Write out the entries, please, from the line containing "Transcribe the text in this document." through their final line, exactly and with nothing else.

Stored records:
* begin *
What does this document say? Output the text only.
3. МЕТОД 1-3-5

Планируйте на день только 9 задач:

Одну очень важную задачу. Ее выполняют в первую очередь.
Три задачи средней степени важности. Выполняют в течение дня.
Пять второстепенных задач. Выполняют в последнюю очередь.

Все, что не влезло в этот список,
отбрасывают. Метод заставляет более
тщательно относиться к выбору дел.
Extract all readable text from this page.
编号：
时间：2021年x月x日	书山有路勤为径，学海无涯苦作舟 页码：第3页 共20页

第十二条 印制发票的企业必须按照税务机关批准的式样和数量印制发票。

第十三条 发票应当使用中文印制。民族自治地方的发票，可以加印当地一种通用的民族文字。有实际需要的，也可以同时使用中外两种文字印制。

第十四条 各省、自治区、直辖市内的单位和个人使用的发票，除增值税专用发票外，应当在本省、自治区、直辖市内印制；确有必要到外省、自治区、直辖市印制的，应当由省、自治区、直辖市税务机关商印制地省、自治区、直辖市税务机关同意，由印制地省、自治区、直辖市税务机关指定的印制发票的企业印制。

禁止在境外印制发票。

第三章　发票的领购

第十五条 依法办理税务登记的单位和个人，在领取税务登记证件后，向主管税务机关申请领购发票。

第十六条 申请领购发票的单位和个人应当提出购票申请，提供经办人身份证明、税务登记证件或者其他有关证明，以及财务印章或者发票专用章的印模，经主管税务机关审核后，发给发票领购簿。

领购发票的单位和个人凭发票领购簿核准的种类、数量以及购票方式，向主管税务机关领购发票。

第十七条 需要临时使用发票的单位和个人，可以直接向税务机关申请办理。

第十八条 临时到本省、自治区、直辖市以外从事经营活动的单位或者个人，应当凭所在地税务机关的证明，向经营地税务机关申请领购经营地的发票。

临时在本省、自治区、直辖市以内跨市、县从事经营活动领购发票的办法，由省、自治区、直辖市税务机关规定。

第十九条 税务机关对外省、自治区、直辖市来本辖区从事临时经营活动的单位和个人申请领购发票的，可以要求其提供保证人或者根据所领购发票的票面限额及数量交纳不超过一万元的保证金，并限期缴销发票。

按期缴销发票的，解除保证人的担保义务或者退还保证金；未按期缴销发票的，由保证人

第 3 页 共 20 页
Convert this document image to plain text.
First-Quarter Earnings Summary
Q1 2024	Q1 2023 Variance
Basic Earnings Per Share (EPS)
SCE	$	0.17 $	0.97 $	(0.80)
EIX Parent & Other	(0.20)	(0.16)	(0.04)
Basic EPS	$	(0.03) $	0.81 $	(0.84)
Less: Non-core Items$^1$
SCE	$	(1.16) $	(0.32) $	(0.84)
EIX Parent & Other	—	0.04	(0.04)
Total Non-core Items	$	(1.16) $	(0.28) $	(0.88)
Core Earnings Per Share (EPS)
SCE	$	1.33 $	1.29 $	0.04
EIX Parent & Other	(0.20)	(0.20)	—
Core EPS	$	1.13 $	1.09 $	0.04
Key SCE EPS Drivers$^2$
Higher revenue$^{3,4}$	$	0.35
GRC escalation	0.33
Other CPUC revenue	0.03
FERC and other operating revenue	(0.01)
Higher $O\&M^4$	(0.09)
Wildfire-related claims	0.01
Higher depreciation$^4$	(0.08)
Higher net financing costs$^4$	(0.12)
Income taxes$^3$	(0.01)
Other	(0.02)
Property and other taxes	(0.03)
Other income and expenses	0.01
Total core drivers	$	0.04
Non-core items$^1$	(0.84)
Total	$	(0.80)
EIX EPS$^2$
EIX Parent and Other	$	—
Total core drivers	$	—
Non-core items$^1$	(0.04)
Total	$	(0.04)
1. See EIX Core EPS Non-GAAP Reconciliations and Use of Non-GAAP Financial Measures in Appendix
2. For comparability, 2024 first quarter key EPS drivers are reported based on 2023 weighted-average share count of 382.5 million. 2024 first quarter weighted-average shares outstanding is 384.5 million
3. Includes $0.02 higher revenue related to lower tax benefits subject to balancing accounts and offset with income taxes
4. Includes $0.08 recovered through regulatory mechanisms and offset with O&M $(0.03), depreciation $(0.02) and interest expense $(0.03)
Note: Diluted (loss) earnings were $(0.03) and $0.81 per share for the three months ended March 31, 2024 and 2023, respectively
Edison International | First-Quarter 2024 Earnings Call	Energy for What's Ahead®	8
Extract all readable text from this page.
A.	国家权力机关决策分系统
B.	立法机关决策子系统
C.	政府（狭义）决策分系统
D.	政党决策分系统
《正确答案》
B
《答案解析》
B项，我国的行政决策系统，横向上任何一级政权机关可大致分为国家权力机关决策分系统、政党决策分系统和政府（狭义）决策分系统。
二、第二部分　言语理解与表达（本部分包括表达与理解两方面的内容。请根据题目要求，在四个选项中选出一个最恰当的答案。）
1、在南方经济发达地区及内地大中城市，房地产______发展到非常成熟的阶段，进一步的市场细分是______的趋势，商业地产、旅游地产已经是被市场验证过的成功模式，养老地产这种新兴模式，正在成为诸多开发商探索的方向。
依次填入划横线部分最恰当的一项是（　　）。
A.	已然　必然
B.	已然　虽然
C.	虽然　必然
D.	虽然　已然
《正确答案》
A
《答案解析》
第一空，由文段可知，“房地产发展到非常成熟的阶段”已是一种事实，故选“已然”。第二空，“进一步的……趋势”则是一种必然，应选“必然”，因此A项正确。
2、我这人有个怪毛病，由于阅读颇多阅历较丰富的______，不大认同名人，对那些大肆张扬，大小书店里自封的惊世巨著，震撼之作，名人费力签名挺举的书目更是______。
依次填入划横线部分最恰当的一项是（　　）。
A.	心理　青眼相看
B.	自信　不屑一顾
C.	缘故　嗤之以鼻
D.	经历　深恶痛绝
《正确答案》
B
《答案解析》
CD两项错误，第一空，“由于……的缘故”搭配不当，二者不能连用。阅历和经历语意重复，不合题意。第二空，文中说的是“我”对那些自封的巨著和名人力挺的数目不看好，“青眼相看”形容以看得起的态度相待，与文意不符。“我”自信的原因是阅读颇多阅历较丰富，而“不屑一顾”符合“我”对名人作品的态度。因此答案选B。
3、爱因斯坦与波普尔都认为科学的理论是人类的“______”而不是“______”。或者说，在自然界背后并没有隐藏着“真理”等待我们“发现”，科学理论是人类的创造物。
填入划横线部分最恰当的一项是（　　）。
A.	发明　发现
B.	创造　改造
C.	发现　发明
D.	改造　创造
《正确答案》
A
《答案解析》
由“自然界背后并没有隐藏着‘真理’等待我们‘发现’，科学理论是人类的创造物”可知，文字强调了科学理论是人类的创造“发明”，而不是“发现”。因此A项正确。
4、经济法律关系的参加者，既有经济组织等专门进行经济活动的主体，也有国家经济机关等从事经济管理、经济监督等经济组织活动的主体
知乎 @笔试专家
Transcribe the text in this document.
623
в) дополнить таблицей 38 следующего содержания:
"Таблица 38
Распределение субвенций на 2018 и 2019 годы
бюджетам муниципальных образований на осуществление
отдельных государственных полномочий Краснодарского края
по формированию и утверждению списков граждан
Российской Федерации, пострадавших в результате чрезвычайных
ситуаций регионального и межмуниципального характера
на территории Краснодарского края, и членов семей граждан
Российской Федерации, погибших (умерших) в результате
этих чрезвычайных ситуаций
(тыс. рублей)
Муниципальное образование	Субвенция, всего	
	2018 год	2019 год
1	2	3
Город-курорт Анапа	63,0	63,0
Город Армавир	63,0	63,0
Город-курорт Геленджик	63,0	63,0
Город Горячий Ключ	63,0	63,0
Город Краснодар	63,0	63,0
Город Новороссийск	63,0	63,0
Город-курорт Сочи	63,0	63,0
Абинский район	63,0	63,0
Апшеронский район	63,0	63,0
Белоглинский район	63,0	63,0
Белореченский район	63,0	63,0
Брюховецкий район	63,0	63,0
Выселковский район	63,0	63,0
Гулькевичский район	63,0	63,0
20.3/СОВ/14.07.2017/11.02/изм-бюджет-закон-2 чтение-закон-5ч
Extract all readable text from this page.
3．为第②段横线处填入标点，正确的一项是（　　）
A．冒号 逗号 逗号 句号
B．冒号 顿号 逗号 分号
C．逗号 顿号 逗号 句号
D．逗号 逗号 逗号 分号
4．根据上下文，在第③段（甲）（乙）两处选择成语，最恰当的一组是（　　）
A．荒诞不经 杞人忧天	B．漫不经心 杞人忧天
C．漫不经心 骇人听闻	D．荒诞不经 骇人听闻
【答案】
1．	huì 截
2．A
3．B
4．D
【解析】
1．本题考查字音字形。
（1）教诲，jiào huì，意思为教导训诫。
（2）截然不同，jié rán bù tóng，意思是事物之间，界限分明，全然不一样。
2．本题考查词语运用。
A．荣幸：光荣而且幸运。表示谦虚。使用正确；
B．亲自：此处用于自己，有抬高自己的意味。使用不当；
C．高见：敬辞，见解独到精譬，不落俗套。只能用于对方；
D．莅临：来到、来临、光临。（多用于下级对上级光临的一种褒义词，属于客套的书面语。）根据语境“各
* end *
• **Finished exercise**:
Transcribe the text in this document.
623
в) дополнить таблицей 38 следующего содержания:
"Таблица 38
Распределение субвенций на 2018 и 2019 годы
бюджетам муниципальных образований на осуществление
отдельных государственных полномочий Краснодарского края
по формированию и утверждению списков граждан
Российской Федерации, пострадавших в результате чрезвычайных
ситуаций регионального и межмуниципального характера
на территории Краснодарского края, и членов семей граждан
Российской Федерации, погибших (умерших) в результате
этих чрезвычайных ситуаций
(тыс. рублей)
Муниципальное образование	Субвенция, всего	
	2018 год	2019 год
1	2	3
Город-курорт Анапа	63,0	63,0
Город Армавир	63,0	63,0
Город-курорт Геленджик	63,0	63,0
Город Горячий Ключ	63,0	63,0
Город Краснодар	63,0	63,0
Город Новороссийск	63,0	63,0
Город-курорт Сочи	63,0	63,0
Абинский район	63,0	63,0
Апшеронский район	63,0	63,0
Белоглинский район	63,0	63,0
Белореченский район	63,0	63,0
Брюховецкий район	63,0	63,0
Выселковский район	63,0	63,0
Гулькевичский район	63,0	63,0
20.3/СОВ/14.07.2017/11.02/изм-бюджет-закон-2 чтение-закон-5ч
Extract all readable text from this page.
3．为第②段横线处填入标点，正确的一项是（　　）
A．冒号 逗号 逗号 句号
B．冒号 顿号 逗号 分号
C．逗号 顿号 逗号 句号
D．逗号 逗号 逗号 分号
4．根据上下文，在第③段（甲）（乙）两处选择成语，最恰当的一组是（　　）
A．荒诞不经 杞人忧天	B．漫不经心 杞人忧天
C．漫不经心 骇人听闻	D．荒诞不经 骇人听闻
【答案】
1．	huì 截
2．A
3．B
4．D
【解析】
1．本题考查字音字形。
（1）教诲，jiào huì，意思为教导训诫。
（2）截然不同，jié rán bù tóng，意思是事物之间，界限分明，全然不一样。
2．本题考查词语运用。
A．荣幸：光荣而且幸运。表示谦虚。使用正确；
B．亲自：此处用于自己，有抬高自己的意味。使用不当；
C．高见：敬辞，见解独到精譬，不落俗套。只能用于对方；
D．莅临：来到、来临、光临。（多用于下级对上级光临的一种褒义词，属于客套的书面语。）根据语境“各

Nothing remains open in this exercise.